[start Dataset records]
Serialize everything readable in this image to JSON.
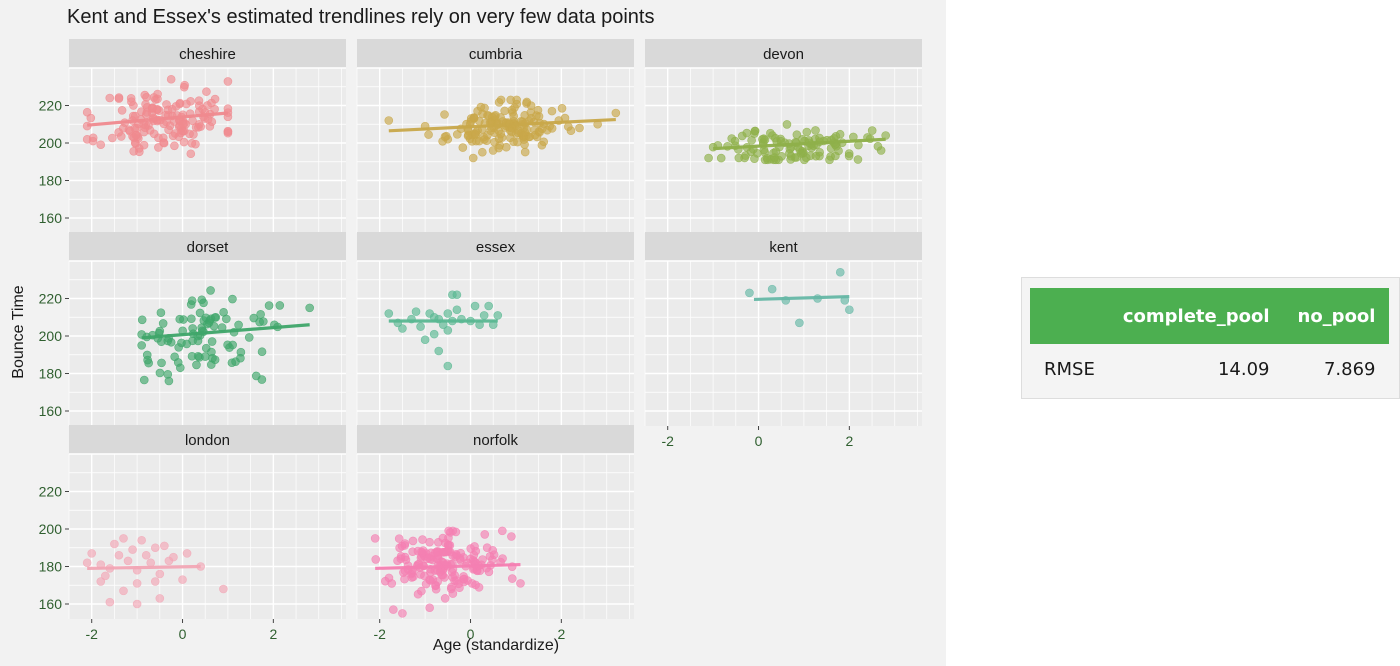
{
  "chart_data": {
    "type": "scatter",
    "title": "Kent and Essex's estimated trendlines rely on very few data points",
    "xlabel": "Age (standardize)",
    "ylabel": "Bounce Time",
    "xlim": [
      -2.5,
      3.6
    ],
    "ylim": [
      152,
      240
    ],
    "xticks": [
      -2,
      0,
      2
    ],
    "yticks": [
      160,
      180,
      200,
      220
    ],
    "grid": true,
    "facets": [
      {
        "name": "cheshire",
        "color": "#f08a8f",
        "trend": [
          [
            -2.1,
            209.5
          ],
          [
            1.0,
            216
          ]
        ],
        "cloud": {
          "n": 150,
          "cx": -0.4,
          "sx": 0.7,
          "ymin": 190,
          "ymax": 234,
          "by": 212,
          "slope": 2.1,
          "sy": 9,
          "seed": 11
        },
        "points": []
      },
      {
        "name": "cumbria",
        "color": "#c9a84a",
        "trend": [
          [
            -1.8,
            206.5
          ],
          [
            3.2,
            212.5
          ]
        ],
        "cloud": {
          "n": 150,
          "cx": 0.7,
          "sx": 0.6,
          "ymin": 192,
          "ymax": 223,
          "by": 208,
          "slope": 1.2,
          "sy": 6,
          "seed": 23
        },
        "points": [
          [
            -1.8,
            212
          ],
          [
            -1.0,
            209
          ],
          [
            -0.5,
            202
          ],
          [
            3.2,
            216
          ],
          [
            2.8,
            210
          ],
          [
            2.4,
            208
          ]
        ]
      },
      {
        "name": "devon",
        "color": "#8fb04a",
        "trend": [
          [
            -1.0,
            197
          ],
          [
            2.8,
            202
          ]
        ],
        "cloud": {
          "n": 110,
          "cx": 0.8,
          "sx": 0.8,
          "ymin": 191,
          "ymax": 212,
          "by": 198,
          "slope": 1.3,
          "sy": 5,
          "seed": 37
        },
        "points": [
          [
            -1.1,
            192
          ],
          [
            2.8,
            204
          ],
          [
            2.7,
            196
          ],
          [
            2.4,
            203
          ]
        ]
      },
      {
        "name": "dorset",
        "color": "#3fa66a",
        "trend": [
          [
            -0.9,
            199
          ],
          [
            2.8,
            206
          ]
        ],
        "cloud": {
          "n": 90,
          "cx": 0.6,
          "sx": 0.9,
          "ymin": 176,
          "ymax": 226,
          "by": 200,
          "slope": 2.0,
          "sy": 10,
          "seed": 41
        },
        "points": [
          [
            2.8,
            215
          ],
          [
            -0.9,
            195
          ],
          [
            -0.3,
            176
          ]
        ]
      },
      {
        "name": "essex",
        "color": "#59b892",
        "trend": [
          [
            -1.8,
            208
          ],
          [
            0.6,
            208
          ]
        ],
        "points": [
          [
            -1.8,
            212
          ],
          [
            -1.6,
            207
          ],
          [
            -1.5,
            204
          ],
          [
            -1.3,
            209
          ],
          [
            -1.2,
            213
          ],
          [
            -1.1,
            205
          ],
          [
            -1.0,
            198
          ],
          [
            -0.9,
            212
          ],
          [
            -0.8,
            210
          ],
          [
            -0.7,
            209
          ],
          [
            -0.7,
            192
          ],
          [
            -0.6,
            206
          ],
          [
            -0.5,
            212
          ],
          [
            -0.5,
            203
          ],
          [
            -0.4,
            208
          ],
          [
            -0.3,
            214
          ],
          [
            -0.4,
            222
          ],
          [
            -0.3,
            222
          ],
          [
            -0.5,
            184
          ],
          [
            -0.2,
            209
          ],
          [
            0.0,
            208
          ],
          [
            0.1,
            216
          ],
          [
            0.2,
            206
          ],
          [
            0.3,
            211
          ],
          [
            0.4,
            216
          ],
          [
            0.5,
            206
          ],
          [
            0.6,
            211
          ],
          [
            -0.8,
            201
          ]
        ]
      },
      {
        "name": "kent",
        "color": "#66b8a6",
        "trend": [
          [
            -0.1,
            219.5
          ],
          [
            2.0,
            221
          ]
        ],
        "points": [
          [
            -0.2,
            223
          ],
          [
            0.3,
            225
          ],
          [
            0.6,
            219
          ],
          [
            1.3,
            220
          ],
          [
            1.8,
            234
          ],
          [
            1.9,
            219
          ],
          [
            2.0,
            214
          ],
          [
            0.9,
            207
          ]
        ]
      },
      {
        "name": "london",
        "color": "#f2a6b5",
        "trend": [
          [
            -2.1,
            179
          ],
          [
            0.4,
            180
          ]
        ],
        "points": [
          [
            -2.1,
            182
          ],
          [
            -2.0,
            187
          ],
          [
            -1.8,
            181
          ],
          [
            -1.7,
            175
          ],
          [
            -1.6,
            179
          ],
          [
            -1.5,
            192
          ],
          [
            -1.4,
            186
          ],
          [
            -1.3,
            195
          ],
          [
            -1.2,
            183
          ],
          [
            -1.1,
            189
          ],
          [
            -1.0,
            178
          ],
          [
            -1.0,
            171
          ],
          [
            -0.9,
            194
          ],
          [
            -0.8,
            186
          ],
          [
            -0.7,
            182
          ],
          [
            -0.6,
            172
          ],
          [
            -0.6,
            190
          ],
          [
            -0.5,
            176
          ],
          [
            -0.4,
            191
          ],
          [
            -0.3,
            183
          ],
          [
            -0.2,
            185
          ],
          [
            0.0,
            173
          ],
          [
            0.1,
            187
          ],
          [
            -1.6,
            161
          ],
          [
            -1.3,
            167
          ],
          [
            -1.0,
            160
          ],
          [
            -0.5,
            163
          ],
          [
            0.9,
            168
          ],
          [
            -1.8,
            172
          ],
          [
            0.4,
            180
          ]
        ]
      },
      {
        "name": "norfolk",
        "color": "#f57fb2",
        "trend": [
          [
            -2.1,
            179
          ],
          [
            1.1,
            181
          ]
        ],
        "cloud": {
          "n": 170,
          "cx": -0.6,
          "sx": 0.6,
          "ymin": 163,
          "ymax": 199,
          "by": 181,
          "slope": 0.6,
          "sy": 7,
          "seed": 59
        },
        "points": [
          [
            -1.7,
            157
          ],
          [
            -1.5,
            155
          ],
          [
            -0.9,
            158
          ],
          [
            0.7,
            199
          ],
          [
            0.9,
            196
          ],
          [
            1.1,
            171
          ]
        ]
      }
    ]
  },
  "table": {
    "headers": [
      "",
      "complete_pool",
      "no_pool"
    ],
    "rows": [
      [
        "RMSE",
        "14.09",
        "7.869"
      ]
    ]
  }
}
[end Dataset records]
◆ Work to complete: Transcribe the preceding listing in its entirety and with exact wording, leaving out pictures.

◆ The reply:
Serialize everything readable in this image to JSON.
{
  "chart_data": {
    "type": "scatter",
    "title": "Kent and Essex's estimated trendlines rely on very few data points",
    "xlabel": "Age (standardize)",
    "ylabel": "Bounce Time",
    "xlim": [
      -2.5,
      3.6
    ],
    "ylim": [
      152,
      240
    ],
    "xticks": [
      -2,
      0,
      2
    ],
    "yticks": [
      160,
      180,
      200,
      220
    ],
    "grid": true,
    "facets": [
      {
        "name": "cheshire",
        "color": "#f08a8f",
        "trend": [
          [
            -2.1,
            209.5
          ],
          [
            1.0,
            216
          ]
        ],
        "cloud": {
          "n": 150,
          "cx": -0.4,
          "sx": 0.7,
          "ymin": 190,
          "ymax": 234,
          "by": 212,
          "slope": 2.1,
          "sy": 9,
          "seed": 11
        },
        "points": []
      },
      {
        "name": "cumbria",
        "color": "#c9a84a",
        "trend": [
          [
            -1.8,
            206.5
          ],
          [
            3.2,
            212.5
          ]
        ],
        "cloud": {
          "n": 150,
          "cx": 0.7,
          "sx": 0.6,
          "ymin": 192,
          "ymax": 223,
          "by": 208,
          "slope": 1.2,
          "sy": 6,
          "seed": 23
        },
        "points": [
          [
            -1.8,
            212
          ],
          [
            -1.0,
            209
          ],
          [
            -0.5,
            202
          ],
          [
            3.2,
            216
          ],
          [
            2.8,
            210
          ],
          [
            2.4,
            208
          ]
        ]
      },
      {
        "name": "devon",
        "color": "#8fb04a",
        "trend": [
          [
            -1.0,
            197
          ],
          [
            2.8,
            202
          ]
        ],
        "cloud": {
          "n": 110,
          "cx": 0.8,
          "sx": 0.8,
          "ymin": 191,
          "ymax": 212,
          "by": 198,
          "slope": 1.3,
          "sy": 5,
          "seed": 37
        },
        "points": [
          [
            -1.1,
            192
          ],
          [
            2.8,
            204
          ],
          [
            2.7,
            196
          ],
          [
            2.4,
            203
          ]
        ]
      },
      {
        "name": "dorset",
        "color": "#3fa66a",
        "trend": [
          [
            -0.9,
            199
          ],
          [
            2.8,
            206
          ]
        ],
        "cloud": {
          "n": 90,
          "cx": 0.6,
          "sx": 0.9,
          "ymin": 176,
          "ymax": 226,
          "by": 200,
          "slope": 2.0,
          "sy": 10,
          "seed": 41
        },
        "points": [
          [
            2.8,
            215
          ],
          [
            -0.9,
            195
          ],
          [
            -0.3,
            176
          ]
        ]
      },
      {
        "name": "essex",
        "color": "#59b892",
        "trend": [
          [
            -1.8,
            208
          ],
          [
            0.6,
            208
          ]
        ],
        "points": [
          [
            -1.8,
            212
          ],
          [
            -1.6,
            207
          ],
          [
            -1.5,
            204
          ],
          [
            -1.3,
            209
          ],
          [
            -1.2,
            213
          ],
          [
            -1.1,
            205
          ],
          [
            -1.0,
            198
          ],
          [
            -0.9,
            212
          ],
          [
            -0.8,
            210
          ],
          [
            -0.7,
            209
          ],
          [
            -0.7,
            192
          ],
          [
            -0.6,
            206
          ],
          [
            -0.5,
            212
          ],
          [
            -0.5,
            203
          ],
          [
            -0.4,
            208
          ],
          [
            -0.3,
            214
          ],
          [
            -0.4,
            222
          ],
          [
            -0.3,
            222
          ],
          [
            -0.5,
            184
          ],
          [
            -0.2,
            209
          ],
          [
            0.0,
            208
          ],
          [
            0.1,
            216
          ],
          [
            0.2,
            206
          ],
          [
            0.3,
            211
          ],
          [
            0.4,
            216
          ],
          [
            0.5,
            206
          ],
          [
            0.6,
            211
          ],
          [
            -0.8,
            201
          ]
        ]
      },
      {
        "name": "kent",
        "color": "#66b8a6",
        "trend": [
          [
            -0.1,
            219.5
          ],
          [
            2.0,
            221
          ]
        ],
        "points": [
          [
            -0.2,
            223
          ],
          [
            0.3,
            225
          ],
          [
            0.6,
            219
          ],
          [
            1.3,
            220
          ],
          [
            1.8,
            234
          ],
          [
            1.9,
            219
          ],
          [
            2.0,
            214
          ],
          [
            0.9,
            207
          ]
        ]
      },
      {
        "name": "london",
        "color": "#f2a6b5",
        "trend": [
          [
            -2.1,
            179
          ],
          [
            0.4,
            180
          ]
        ],
        "points": [
          [
            -2.1,
            182
          ],
          [
            -2.0,
            187
          ],
          [
            -1.8,
            181
          ],
          [
            -1.7,
            175
          ],
          [
            -1.6,
            179
          ],
          [
            -1.5,
            192
          ],
          [
            -1.4,
            186
          ],
          [
            -1.3,
            195
          ],
          [
            -1.2,
            183
          ],
          [
            -1.1,
            189
          ],
          [
            -1.0,
            178
          ],
          [
            -1.0,
            171
          ],
          [
            -0.9,
            194
          ],
          [
            -0.8,
            186
          ],
          [
            -0.7,
            182
          ],
          [
            -0.6,
            172
          ],
          [
            -0.6,
            190
          ],
          [
            -0.5,
            176
          ],
          [
            -0.4,
            191
          ],
          [
            -0.3,
            183
          ],
          [
            -0.2,
            185
          ],
          [
            0.0,
            173
          ],
          [
            0.1,
            187
          ],
          [
            -1.6,
            161
          ],
          [
            -1.3,
            167
          ],
          [
            -1.0,
            160
          ],
          [
            -0.5,
            163
          ],
          [
            0.9,
            168
          ],
          [
            -1.8,
            172
          ],
          [
            0.4,
            180
          ]
        ]
      },
      {
        "name": "norfolk",
        "color": "#f57fb2",
        "trend": [
          [
            -2.1,
            179
          ],
          [
            1.1,
            181
          ]
        ],
        "cloud": {
          "n": 170,
          "cx": -0.6,
          "sx": 0.6,
          "ymin": 163,
          "ymax": 199,
          "by": 181,
          "slope": 0.6,
          "sy": 7,
          "seed": 59
        },
        "points": [
          [
            -1.7,
            157
          ],
          [
            -1.5,
            155
          ],
          [
            -0.9,
            158
          ],
          [
            0.7,
            199
          ],
          [
            0.9,
            196
          ],
          [
            1.1,
            171
          ]
        ]
      }
    ]
  },
  "table": {
    "headers": [
      "",
      "complete_pool",
      "no_pool"
    ],
    "rows": [
      [
        "RMSE",
        "14.09",
        "7.869"
      ]
    ]
  }
}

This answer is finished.